(Stored data entries)
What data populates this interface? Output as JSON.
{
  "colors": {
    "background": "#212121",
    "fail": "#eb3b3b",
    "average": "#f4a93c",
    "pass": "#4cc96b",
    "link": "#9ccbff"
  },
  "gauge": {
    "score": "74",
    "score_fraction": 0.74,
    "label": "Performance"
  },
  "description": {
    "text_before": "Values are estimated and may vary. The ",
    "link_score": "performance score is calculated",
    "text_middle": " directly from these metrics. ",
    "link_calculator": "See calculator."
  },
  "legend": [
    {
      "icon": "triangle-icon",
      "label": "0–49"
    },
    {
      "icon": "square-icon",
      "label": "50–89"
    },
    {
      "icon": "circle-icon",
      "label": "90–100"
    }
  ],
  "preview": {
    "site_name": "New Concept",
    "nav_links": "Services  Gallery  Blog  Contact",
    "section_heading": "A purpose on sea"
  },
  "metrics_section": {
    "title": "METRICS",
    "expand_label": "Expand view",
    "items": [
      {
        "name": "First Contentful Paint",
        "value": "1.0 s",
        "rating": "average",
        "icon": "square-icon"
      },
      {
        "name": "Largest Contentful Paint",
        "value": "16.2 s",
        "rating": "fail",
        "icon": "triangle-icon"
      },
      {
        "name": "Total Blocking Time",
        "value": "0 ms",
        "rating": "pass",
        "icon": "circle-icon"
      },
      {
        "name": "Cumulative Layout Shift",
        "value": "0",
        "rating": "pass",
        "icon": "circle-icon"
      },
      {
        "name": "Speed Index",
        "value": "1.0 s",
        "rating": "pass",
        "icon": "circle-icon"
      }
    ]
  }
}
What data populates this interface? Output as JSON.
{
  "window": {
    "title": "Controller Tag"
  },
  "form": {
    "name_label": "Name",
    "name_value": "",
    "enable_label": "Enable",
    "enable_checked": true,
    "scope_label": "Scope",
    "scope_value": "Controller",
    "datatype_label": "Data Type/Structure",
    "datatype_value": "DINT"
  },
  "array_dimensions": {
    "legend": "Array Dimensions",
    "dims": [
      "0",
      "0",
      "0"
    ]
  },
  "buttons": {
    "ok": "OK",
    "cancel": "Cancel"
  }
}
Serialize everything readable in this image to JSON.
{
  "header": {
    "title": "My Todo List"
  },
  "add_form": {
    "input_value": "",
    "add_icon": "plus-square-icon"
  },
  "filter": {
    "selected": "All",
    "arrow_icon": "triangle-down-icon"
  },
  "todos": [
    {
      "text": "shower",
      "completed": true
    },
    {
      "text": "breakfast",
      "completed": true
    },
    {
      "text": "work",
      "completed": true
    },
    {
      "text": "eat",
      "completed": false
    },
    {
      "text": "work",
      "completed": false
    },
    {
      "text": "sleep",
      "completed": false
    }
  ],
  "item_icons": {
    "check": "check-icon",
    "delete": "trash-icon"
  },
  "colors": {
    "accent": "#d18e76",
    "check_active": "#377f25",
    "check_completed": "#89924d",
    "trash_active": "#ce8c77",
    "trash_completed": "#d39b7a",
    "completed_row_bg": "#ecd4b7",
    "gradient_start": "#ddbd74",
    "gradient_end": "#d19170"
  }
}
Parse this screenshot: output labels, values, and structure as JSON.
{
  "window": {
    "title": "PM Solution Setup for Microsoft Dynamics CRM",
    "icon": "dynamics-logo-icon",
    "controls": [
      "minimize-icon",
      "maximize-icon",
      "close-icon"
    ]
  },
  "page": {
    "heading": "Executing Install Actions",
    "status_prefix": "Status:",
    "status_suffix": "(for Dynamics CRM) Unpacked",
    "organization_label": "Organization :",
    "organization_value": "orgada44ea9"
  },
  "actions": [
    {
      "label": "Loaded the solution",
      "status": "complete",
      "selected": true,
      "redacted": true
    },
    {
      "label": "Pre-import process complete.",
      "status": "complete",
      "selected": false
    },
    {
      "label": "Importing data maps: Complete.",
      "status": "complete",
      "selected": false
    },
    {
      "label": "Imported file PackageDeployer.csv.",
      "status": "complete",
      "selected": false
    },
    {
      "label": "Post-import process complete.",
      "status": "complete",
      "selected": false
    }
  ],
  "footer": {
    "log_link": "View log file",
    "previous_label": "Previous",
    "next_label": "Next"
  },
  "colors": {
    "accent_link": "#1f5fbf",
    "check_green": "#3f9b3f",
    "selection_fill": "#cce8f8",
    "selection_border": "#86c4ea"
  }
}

REQUIREMENT:
From the first line to the last, retype the data exactly.

REPLY:
What data populates this interface? Output as JSON.
{
  "colors": {
    "background": "#212121",
    "fail": "#eb3b3b",
    "average": "#f4a93c",
    "pass": "#4cc96b",
    "link": "#9ccbff"
  },
  "gauge": {
    "score": "74",
    "score_fraction": 0.74,
    "label": "Performance"
  },
  "description": {
    "text_before": "Values are estimated and may vary. The ",
    "link_score": "performance score is calculated",
    "text_middle": " directly from these metrics. ",
    "link_calculator": "See calculator."
  },
  "legend": [
    {
      "icon": "triangle-icon",
      "label": "0–49"
    },
    {
      "icon": "square-icon",
      "label": "50–89"
    },
    {
      "icon": "circle-icon",
      "label": "90–100"
    }
  ],
  "preview": {
    "site_name": "New Concept",
    "nav_links": "Services  Gallery  Blog  Contact",
    "section_heading": "A purpose on sea"
  },
  "metrics_section": {
    "title": "METRICS",
    "expand_label": "Expand view",
    "items": [
      {
        "name": "First Contentful Paint",
        "value": "1.0 s",
        "rating": "average",
        "icon": "square-icon"
      },
      {
        "name": "Largest Contentful Paint",
        "value": "16.2 s",
        "rating": "fail",
        "icon": "triangle-icon"
      },
      {
        "name": "Total Blocking Time",
        "value": "0 ms",
        "rating": "pass",
        "icon": "circle-icon"
      },
      {
        "name": "Cumulative Layout Shift",
        "value": "0",
        "rating": "pass",
        "icon": "circle-icon"
      },
      {
        "name": "Speed Index",
        "value": "1.0 s",
        "rating": "pass",
        "icon": "circle-icon"
      }
    ]
  }
}
What data populates this interface? Output as JSON.
{
  "window": {
    "title": "Controller Tag"
  },
  "form": {
    "name_label": "Name",
    "name_value": "",
    "enable_label": "Enable",
    "enable_checked": true,
    "scope_label": "Scope",
    "scope_value": "Controller",
    "datatype_label": "Data Type/Structure",
    "datatype_value": "DINT"
  },
  "array_dimensions": {
    "legend": "Array Dimensions",
    "dims": [
      "0",
      "0",
      "0"
    ]
  },
  "buttons": {
    "ok": "OK",
    "cancel": "Cancel"
  }
}
Serialize everything readable in this image to JSON.
{
  "header": {
    "title": "My Todo List"
  },
  "add_form": {
    "input_value": "",
    "add_icon": "plus-square-icon"
  },
  "filter": {
    "selected": "All",
    "arrow_icon": "triangle-down-icon"
  },
  "todos": [
    {
      "text": "shower",
      "completed": true
    },
    {
      "text": "breakfast",
      "completed": true
    },
    {
      "text": "work",
      "completed": true
    },
    {
      "text": "eat",
      "completed": false
    },
    {
      "text": "work",
      "completed": false
    },
    {
      "text": "sleep",
      "completed": false
    }
  ],
  "item_icons": {
    "check": "check-icon",
    "delete": "trash-icon"
  },
  "colors": {
    "accent": "#d18e76",
    "check_active": "#377f25",
    "check_completed": "#89924d",
    "trash_active": "#ce8c77",
    "trash_completed": "#d39b7a",
    "completed_row_bg": "#ecd4b7",
    "gradient_start": "#ddbd74",
    "gradient_end": "#d19170"
  }
}
Parse this screenshot: output labels, values, and structure as JSON.
{
  "window": {
    "title": "PM Solution Setup for Microsoft Dynamics CRM",
    "icon": "dynamics-logo-icon",
    "controls": [
      "minimize-icon",
      "maximize-icon",
      "close-icon"
    ]
  },
  "page": {
    "heading": "Executing Install Actions",
    "status_prefix": "Status:",
    "status_suffix": "(for Dynamics CRM) Unpacked",
    "organization_label": "Organization :",
    "organization_value": "orgada44ea9"
  },
  "actions": [
    {
      "label": "Loaded the solution",
      "status": "complete",
      "selected": true,
      "redacted": true
    },
    {
      "label": "Pre-import process complete.",
      "status": "complete",
      "selected": false
    },
    {
      "label": "Importing data maps: Complete.",
      "status": "complete",
      "selected": false
    },
    {
      "label": "Imported file PackageDeployer.csv.",
      "status": "complete",
      "selected": false
    },
    {
      "label": "Post-import process complete.",
      "status": "complete",
      "selected": false
    }
  ],
  "footer": {
    "log_link": "View log file",
    "previous_label": "Previous",
    "next_label": "Next"
  },
  "colors": {
    "accent_link": "#1f5fbf",
    "check_green": "#3f9b3f",
    "selection_fill": "#cce8f8",
    "selection_border": "#86c4ea"
  }
}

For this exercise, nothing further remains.